- [GIVEN EXERCISE]
Your task is to transcribe all of the records exactly and leave out the pictures.

((

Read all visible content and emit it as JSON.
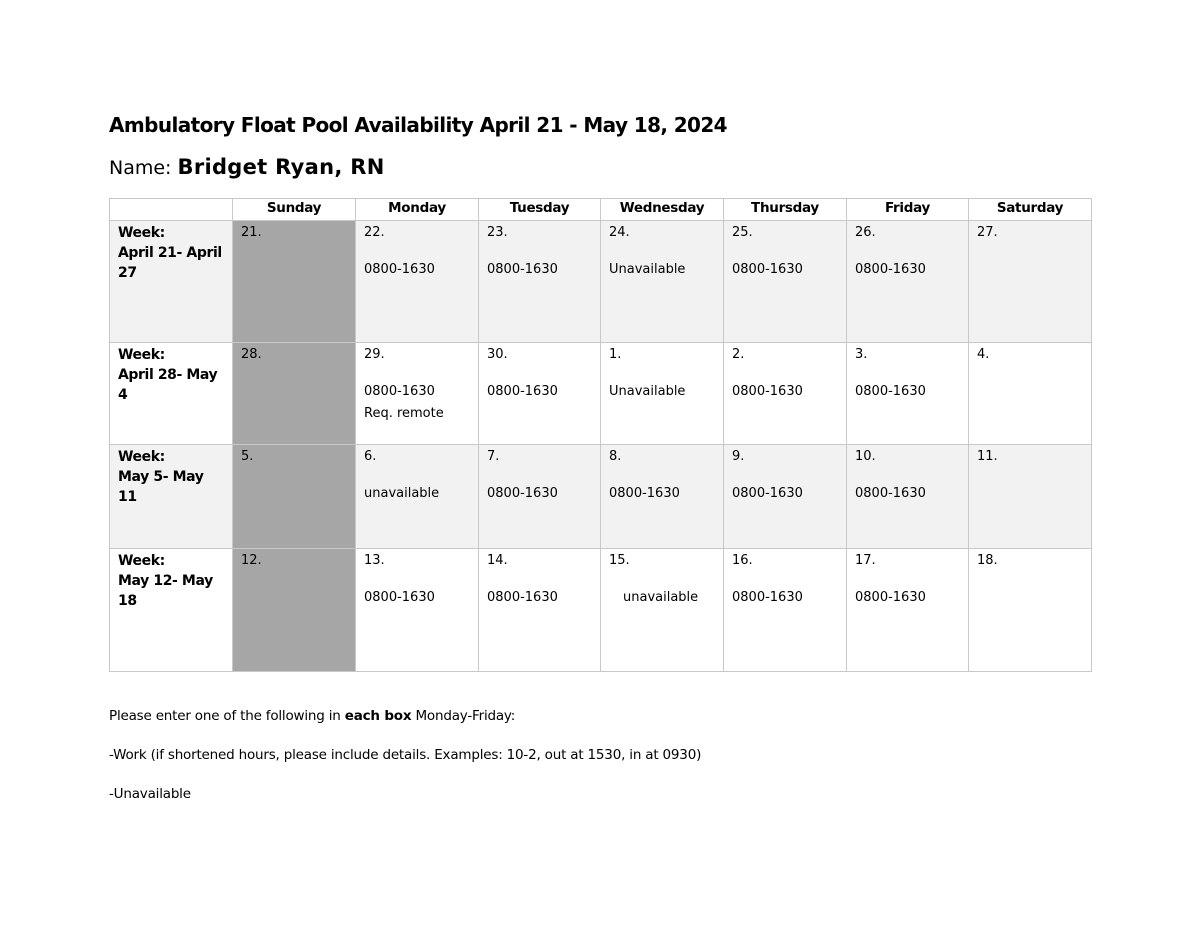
{
  "title": "Ambulatory Float Pool Availability April 21 - May 18, 2024",
  "name_label": "Name:",
  "name_value": "Bridget Ryan, RN",
  "colors": {
    "sunday_fill": "#a6a6a6",
    "shaded_row": "#f2f2f2",
    "border": "#c8c8c8"
  },
  "days": [
    "Sunday",
    "Monday",
    "Tuesday",
    "Wednesday",
    "Thursday",
    "Friday",
    "Saturday"
  ],
  "weeks": [
    {
      "label": "Week:\nApril 21- April 27",
      "cells": [
        {
          "num": "21.",
          "entry": ""
        },
        {
          "num": "22.",
          "entry": "0800-1630"
        },
        {
          "num": "23.",
          "entry": "0800-1630"
        },
        {
          "num": "24.",
          "entry": "Unavailable"
        },
        {
          "num": "25.",
          "entry": "0800-1630"
        },
        {
          "num": "26.",
          "entry": "0800-1630"
        },
        {
          "num": "27.",
          "entry": ""
        }
      ]
    },
    {
      "label": "Week:\nApril 28- May 4",
      "cells": [
        {
          "num": "28.",
          "entry": ""
        },
        {
          "num": "29.",
          "entry": "0800-1630\nReq. remote"
        },
        {
          "num": "30.",
          "entry": "0800-1630"
        },
        {
          "num": "1.",
          "entry": "Unavailable"
        },
        {
          "num": "2.",
          "entry": "0800-1630"
        },
        {
          "num": "3.",
          "entry": "0800-1630"
        },
        {
          "num": "4.",
          "entry": ""
        }
      ]
    },
    {
      "label": "Week:\nMay 5- May 11",
      "cells": [
        {
          "num": "5.",
          "entry": ""
        },
        {
          "num": "6.",
          "entry": "unavailable"
        },
        {
          "num": "7.",
          "entry": "0800-1630"
        },
        {
          "num": "8.",
          "entry": "0800-1630"
        },
        {
          "num": "9.",
          "entry": "0800-1630"
        },
        {
          "num": "10.",
          "entry": "0800-1630"
        },
        {
          "num": "11.",
          "entry": ""
        }
      ]
    },
    {
      "label": "Week:\nMay 12- May 18",
      "cells": [
        {
          "num": "12.",
          "entry": ""
        },
        {
          "num": "13.",
          "entry": "0800-1630"
        },
        {
          "num": "14.",
          "entry": "0800-1630"
        },
        {
          "num": "15.",
          "entry": "unavailable"
        },
        {
          "num": "16.",
          "entry": "0800-1630"
        },
        {
          "num": "17.",
          "entry": "0800-1630"
        },
        {
          "num": "18.",
          "entry": ""
        }
      ]
    }
  ],
  "instructions": {
    "line1_pre": "Please enter one of the following in ",
    "line1_bold": "each box",
    "line1_post": " Monday-Friday:",
    "line2": "-Work (if shortened hours, please include details. Examples: 10-2, out at 1530, in at 0930)",
    "line3": "-Unavailable"
  }
}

))

- [RESPONSE TO THE EXERCISE]
Read all visible content and emit it as JSON.
{
  "title": "Ambulatory Float Pool Availability April 21 - May 18, 2024",
  "name_label": "Name:",
  "name_value": "Bridget Ryan, RN",
  "colors": {
    "sunday_fill": "#a6a6a6",
    "shaded_row": "#f2f2f2",
    "border": "#c8c8c8"
  },
  "days": [
    "Sunday",
    "Monday",
    "Tuesday",
    "Wednesday",
    "Thursday",
    "Friday",
    "Saturday"
  ],
  "weeks": [
    {
      "label": "Week:\nApril 21- April 27",
      "cells": [
        {
          "num": "21.",
          "entry": ""
        },
        {
          "num": "22.",
          "entry": "0800-1630"
        },
        {
          "num": "23.",
          "entry": "0800-1630"
        },
        {
          "num": "24.",
          "entry": "Unavailable"
        },
        {
          "num": "25.",
          "entry": "0800-1630"
        },
        {
          "num": "26.",
          "entry": "0800-1630"
        },
        {
          "num": "27.",
          "entry": ""
        }
      ]
    },
    {
      "label": "Week:\nApril 28- May 4",
      "cells": [
        {
          "num": "28.",
          "entry": ""
        },
        {
          "num": "29.",
          "entry": "0800-1630\nReq. remote"
        },
        {
          "num": "30.",
          "entry": "0800-1630"
        },
        {
          "num": "1.",
          "entry": "Unavailable"
        },
        {
          "num": "2.",
          "entry": "0800-1630"
        },
        {
          "num": "3.",
          "entry": "0800-1630"
        },
        {
          "num": "4.",
          "entry": ""
        }
      ]
    },
    {
      "label": "Week:\nMay 5- May 11",
      "cells": [
        {
          "num": "5.",
          "entry": ""
        },
        {
          "num": "6.",
          "entry": "unavailable"
        },
        {
          "num": "7.",
          "entry": "0800-1630"
        },
        {
          "num": "8.",
          "entry": "0800-1630"
        },
        {
          "num": "9.",
          "entry": "0800-1630"
        },
        {
          "num": "10.",
          "entry": "0800-1630"
        },
        {
          "num": "11.",
          "entry": ""
        }
      ]
    },
    {
      "label": "Week:\nMay 12- May 18",
      "cells": [
        {
          "num": "12.",
          "entry": ""
        },
        {
          "num": "13.",
          "entry": "0800-1630"
        },
        {
          "num": "14.",
          "entry": "0800-1630"
        },
        {
          "num": "15.",
          "entry": "unavailable"
        },
        {
          "num": "16.",
          "entry": "0800-1630"
        },
        {
          "num": "17.",
          "entry": "0800-1630"
        },
        {
          "num": "18.",
          "entry": ""
        }
      ]
    }
  ],
  "instructions": {
    "line1_pre": "Please enter one of the following in ",
    "line1_bold": "each box",
    "line1_post": " Monday-Friday:",
    "line2": "-Work (if shortened hours, please include details. Examples: 10-2, out at 1530, in at 0930)",
    "line3": "-Unavailable"
  }
}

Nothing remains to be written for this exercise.